Stated problem
Read through the data and report every line in which the word "coordinate" occurs.

Record excerpts
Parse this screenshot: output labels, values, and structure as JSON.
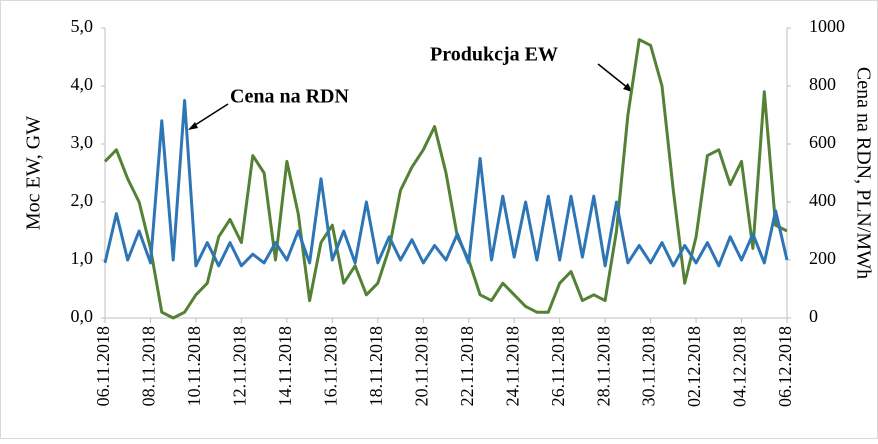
{
  "chart_data": {
    "type": "line",
    "y_label": "Moc EW, GW",
    "y2_label": "Cena na RDN, PLN/MWh",
    "categories": [
      "06.11.2018",
      null,
      null,
      null,
      "08.11.2018",
      null,
      null,
      null,
      "10.11.2018",
      null,
      null,
      null,
      "12.11.2018",
      null,
      null,
      null,
      "14.11.2018",
      null,
      null,
      null,
      "16.11.2018",
      null,
      null,
      null,
      "18.11.2018",
      null,
      null,
      null,
      "20.11.2018",
      null,
      null,
      null,
      "22.11.2018",
      null,
      null,
      null,
      "24.11.2018",
      null,
      null,
      null,
      "26.11.2018",
      null,
      null,
      null,
      "28.11.2018",
      null,
      null,
      null,
      "30.11.2018",
      null,
      null,
      null,
      "02.12.2018",
      null,
      null,
      null,
      "04.12.2018",
      null,
      null,
      null,
      "06.12.2018"
    ],
    "series": [
      {
        "name": "Produkcja EW",
        "color": "#538135",
        "axis": "y",
        "values": [
          2.7,
          2.9,
          2.4,
          2.0,
          1.2,
          0.1,
          0.0,
          0.1,
          0.4,
          0.6,
          1.4,
          1.7,
          1.3,
          2.8,
          2.5,
          1.0,
          2.7,
          1.8,
          0.3,
          1.3,
          1.6,
          0.6,
          0.9,
          0.4,
          0.6,
          1.2,
          2.2,
          2.6,
          2.9,
          3.3,
          2.5,
          1.4,
          1.0,
          0.4,
          0.3,
          0.6,
          0.4,
          0.2,
          0.1,
          0.1,
          0.6,
          0.8,
          0.3,
          0.4,
          0.3,
          1.5,
          3.5,
          4.8,
          4.7,
          4.0,
          2.2,
          0.6,
          1.4,
          2.8,
          2.9,
          2.3,
          2.7,
          1.2,
          3.9,
          1.6,
          1.5
        ]
      },
      {
        "name": "Cena na RDN",
        "color": "#2e75b6",
        "axis": "y2",
        "values": [
          190,
          360,
          200,
          300,
          190,
          680,
          200,
          750,
          180,
          260,
          180,
          260,
          180,
          220,
          190,
          260,
          200,
          300,
          190,
          480,
          200,
          300,
          190,
          400,
          190,
          280,
          200,
          270,
          190,
          250,
          200,
          290,
          190,
          550,
          200,
          420,
          210,
          400,
          200,
          420,
          200,
          420,
          210,
          420,
          180,
          400,
          190,
          250,
          190,
          260,
          180,
          250,
          190,
          260,
          180,
          280,
          200,
          290,
          190,
          370,
          200
        ]
      }
    ],
    "ylim": [
      0,
      5
    ],
    "yticks": [
      {
        "value": 0,
        "label": "0,0"
      },
      {
        "value": 1,
        "label": "1,0"
      },
      {
        "value": 2,
        "label": "2,0"
      },
      {
        "value": 3,
        "label": "3,0"
      },
      {
        "value": 4,
        "label": "4,0"
      },
      {
        "value": 5,
        "label": "5,0"
      }
    ],
    "y2lim": [
      0,
      1000
    ],
    "y2ticks": [
      0,
      200,
      400,
      600,
      800,
      1000
    ],
    "grid": false
  }
}
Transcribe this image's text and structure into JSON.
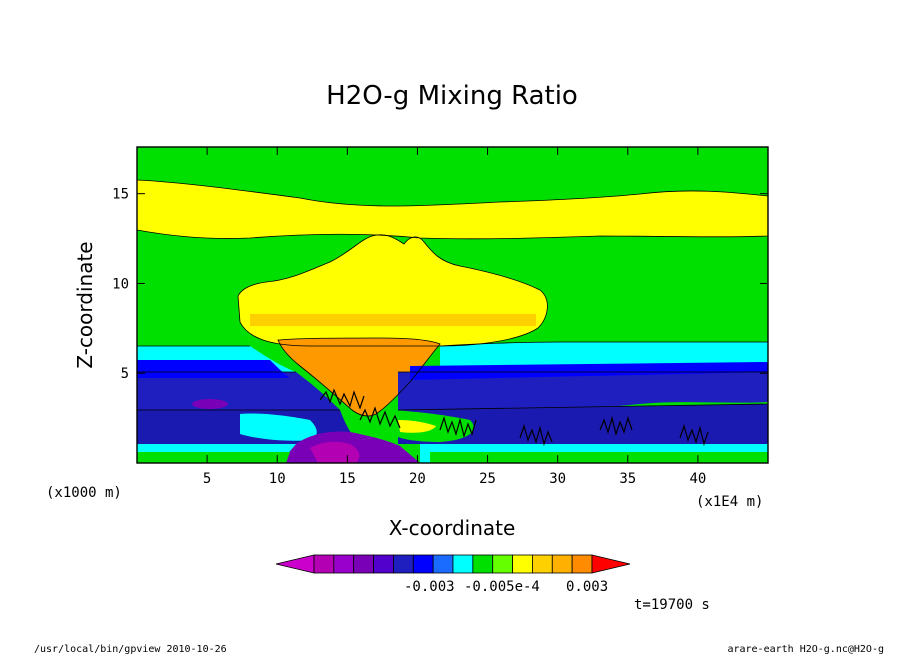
{
  "chart_data": {
    "type": "heatmap",
    "title": "H2O-g Mixing Ratio",
    "xlabel": "X-coordinate",
    "ylabel": "Z-coordinate",
    "x_unit_left": "(x1000 m)",
    "x_unit_right": "(x1E4 m)",
    "xlim": [
      0,
      45
    ],
    "ylim": [
      0,
      17.6
    ],
    "xticks": [
      5,
      10,
      15,
      20,
      25,
      30,
      35,
      40
    ],
    "yticks": [
      5,
      10,
      15
    ],
    "time_label": "t=19700 s",
    "colorbar": {
      "colors": [
        "#cc00cc",
        "#b300b3",
        "#9900cc",
        "#7a00b8",
        "#5200cc",
        "#1f1fbf",
        "#0000ff",
        "#1a6bff",
        "#00ffff",
        "#00e000",
        "#66ff00",
        "#ffff00",
        "#ffd000",
        "#ffb000",
        "#ff8c00",
        "#ff0000"
      ],
      "labels": [
        "-0.003",
        "-0.005e-4",
        "0.003"
      ]
    }
  },
  "footer": {
    "left": "/usr/local/bin/gpview  2010-10-26",
    "right": "arare-earth_H2O-g.nc@H2O-g"
  }
}
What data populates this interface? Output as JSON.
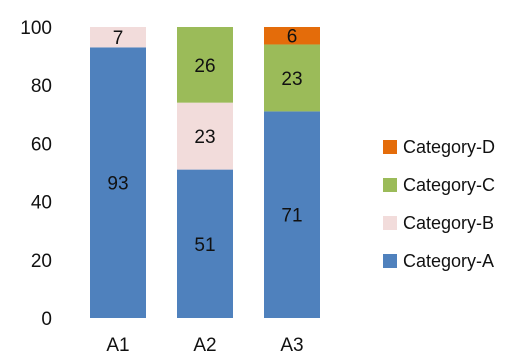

Answer to this exercise
    "xlabel": "X-coordinate",
    "ylabel": "Z-coordinate",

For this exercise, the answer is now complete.